**Requirement:**
Among the entries, which lines carry the string "Failure"? Copy each of them.
>> Begin Record set
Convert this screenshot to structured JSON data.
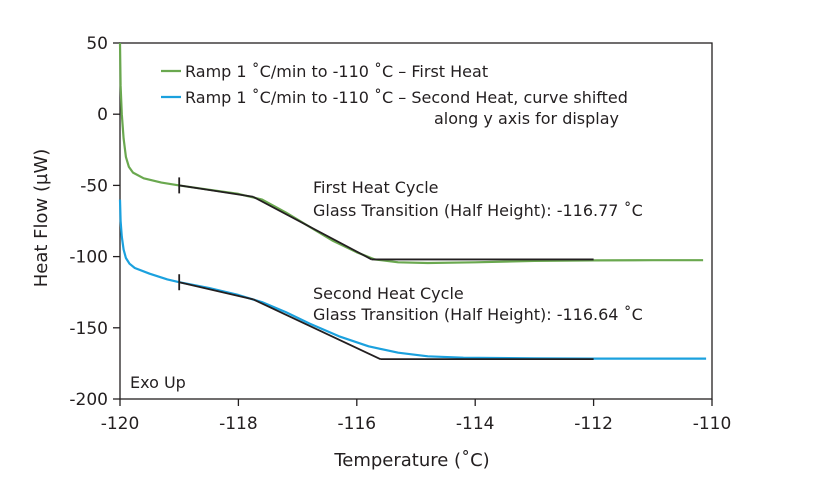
{
  "chart_data": {
    "type": "line",
    "xlabel": "Temperature (˚C)",
    "ylabel": "Heat Flow (µW)",
    "xlim": [
      -120,
      -110
    ],
    "ylim": [
      -200,
      50
    ],
    "x_ticks": [
      "-120",
      "-118",
      "-116",
      "-114",
      "-112",
      "-110"
    ],
    "y_ticks": [
      "50",
      "0",
      "-50",
      "-100",
      "-150",
      "-200"
    ],
    "grid": false,
    "legend_position": "top",
    "colors": {
      "first": "#6aa84f",
      "second": "#1ba1de",
      "tangent": "#231f20",
      "axis": "#231f20"
    },
    "series": [
      {
        "name": "Ramp 1 ˚C/min to -110 ˚C – First Heat",
        "color": "#6aa84f",
        "points": [
          [
            -120,
            50
          ],
          [
            -119.99,
            20
          ],
          [
            -119.97,
            0
          ],
          [
            -119.94,
            -17
          ],
          [
            -119.9,
            -30
          ],
          [
            -119.85,
            -37
          ],
          [
            -119.78,
            -41
          ],
          [
            -119.6,
            -45
          ],
          [
            -119.3,
            -48
          ],
          [
            -119,
            -50
          ],
          [
            -118.5,
            -53
          ],
          [
            -118,
            -56
          ],
          [
            -117.6,
            -60
          ],
          [
            -117.2,
            -69
          ],
          [
            -116.8,
            -79
          ],
          [
            -116.4,
            -89
          ],
          [
            -116.0,
            -97
          ],
          [
            -115.7,
            -102
          ],
          [
            -115.3,
            -104
          ],
          [
            -114.8,
            -104.5
          ],
          [
            -114.0,
            -104
          ],
          [
            -113.0,
            -103
          ],
          [
            -112.0,
            -102.7
          ],
          [
            -111.0,
            -102.5
          ],
          [
            -110.15,
            -102.5
          ]
        ]
      },
      {
        "name": "Ramp 1 ˚C/min to -110 ˚C – Second Heat, curve shifted\nalong y axis for display",
        "color": "#1ba1de",
        "points": [
          [
            -120,
            -60
          ],
          [
            -119.99,
            -75
          ],
          [
            -119.97,
            -86
          ],
          [
            -119.94,
            -95
          ],
          [
            -119.9,
            -101
          ],
          [
            -119.84,
            -105
          ],
          [
            -119.75,
            -108
          ],
          [
            -119.5,
            -112
          ],
          [
            -119.2,
            -116
          ],
          [
            -119,
            -118
          ],
          [
            -118.5,
            -122
          ],
          [
            -118,
            -127
          ],
          [
            -117.6,
            -132
          ],
          [
            -117.2,
            -139
          ],
          [
            -116.8,
            -147
          ],
          [
            -116.3,
            -156
          ],
          [
            -115.8,
            -163
          ],
          [
            -115.3,
            -167.5
          ],
          [
            -114.8,
            -170
          ],
          [
            -114.2,
            -171
          ],
          [
            -113.0,
            -171.5
          ],
          [
            -112.0,
            -171.6
          ],
          [
            -111.0,
            -171.6
          ],
          [
            -110.1,
            -171.6
          ]
        ]
      }
    ],
    "tangents": [
      {
        "series": "first",
        "segments": [
          [
            [
              -119.0,
              -50
            ],
            [
              -117.75,
              -58
            ]
          ],
          [
            [
              -117.75,
              -58
            ],
            [
              -115.75,
              -102
            ]
          ],
          [
            [
              -115.75,
              -102
            ],
            [
              -112.0,
              -102
            ]
          ]
        ],
        "marker": [
          -119.0,
          -50
        ]
      },
      {
        "series": "second",
        "segments": [
          [
            [
              -119.0,
              -118
            ],
            [
              -117.75,
              -130
            ]
          ],
          [
            [
              -117.75,
              -130
            ],
            [
              -115.6,
              -172
            ]
          ],
          [
            [
              -115.6,
              -172
            ],
            [
              -112.0,
              -172
            ]
          ]
        ],
        "marker": [
          -119.0,
          -118
        ]
      }
    ],
    "annotations": [
      {
        "id": "first-title",
        "text": "First Heat Cycle"
      },
      {
        "id": "first-tg",
        "text": "Glass Transition (Half Height): -116.77 ˚C"
      },
      {
        "id": "second-title",
        "text": "Second Heat Cycle"
      },
      {
        "id": "second-tg",
        "text": "Glass Transition (Half Height): -116.64 ˚C"
      },
      {
        "id": "exo",
        "text": "Exo Up"
      }
    ],
    "legend": [
      {
        "label": "Ramp 1 ˚C/min to -110 ˚C – First Heat",
        "color": "#6aa84f"
      },
      {
        "label": "Ramp 1 ˚C/min to -110 ˚C – Second Heat, curve shifted",
        "label2": "along y axis for display",
        "color": "#1ba1de"
      }
    ]
  }
}
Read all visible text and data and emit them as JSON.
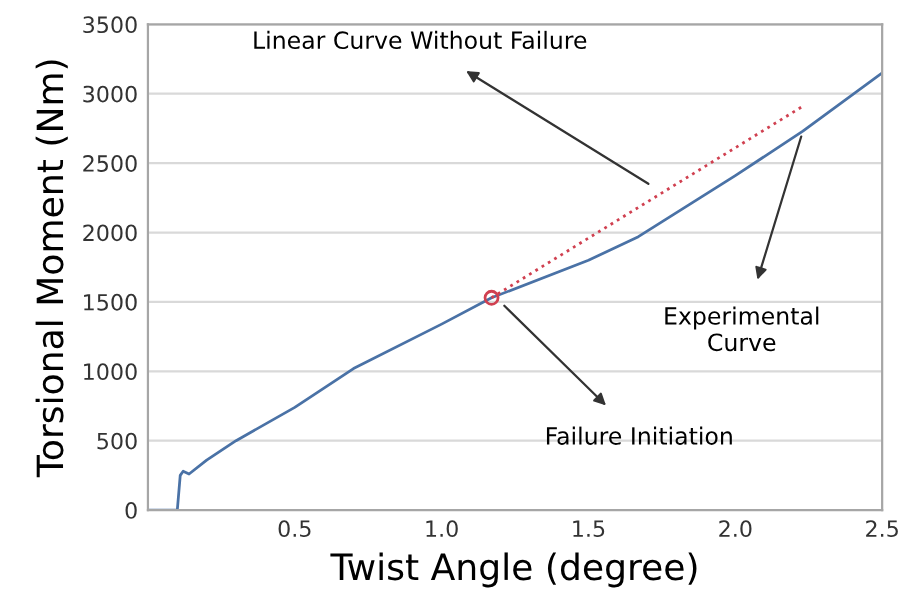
{
  "chart_data": {
    "type": "line",
    "xlabel": "Twist Angle (degree)",
    "ylabel": "Torsional Moment (Nm)",
    "xlim": [
      0,
      2.5
    ],
    "ylim": [
      0,
      3500
    ],
    "xticks": [
      {
        "value": 0,
        "label": null
      },
      0.5,
      {
        "value": 1,
        "label": "1.0"
      },
      1.5,
      {
        "value": 2,
        "label": "2.0"
      },
      2.5
    ],
    "yticks": [
      0,
      500,
      1000,
      1500,
      2000,
      2500,
      3000,
      3500
    ],
    "grid": "y",
    "legend": false,
    "series": [
      {
        "color": "#4a72a6",
        "line_style": "solid",
        "marker": "none",
        "x": [
          0,
          0.1,
          0.11,
          0.12,
          0.14,
          0.2,
          0.3,
          0.5,
          0.7,
          1.0,
          1.17,
          1.5,
          1.67,
          2.0,
          2.23,
          2.5
        ],
        "values": [
          0,
          0,
          250,
          280,
          260,
          360,
          500,
          740,
          1020,
          1340,
          1530,
          1800,
          1970,
          2410,
          2730,
          3150
        ]
      },
      {
        "color": "#d04050",
        "line_style": "dotted",
        "marker": "none",
        "x": [
          1.17,
          2.23
        ],
        "values": [
          1530,
          2910
        ]
      },
      {
        "type": "scatter",
        "color": "#d04050",
        "marker": "circle",
        "x": [
          1.17
        ],
        "values": [
          1530
        ]
      }
    ],
    "annotations": [
      {
        "text": "Linear Curve Without Failure",
        "x": 1.72,
        "y": 2330
      },
      {
        "text": "Experimental\nCurve",
        "x": 2.23,
        "y": 2730
      },
      {
        "text": "Failure Initiation",
        "x": 1.2,
        "y": 1500
      }
    ]
  }
}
>> End Record set
**Solution for this exercise:**
        "text": "Linear Curve Without Failure",
        "text": "Failure Initiation",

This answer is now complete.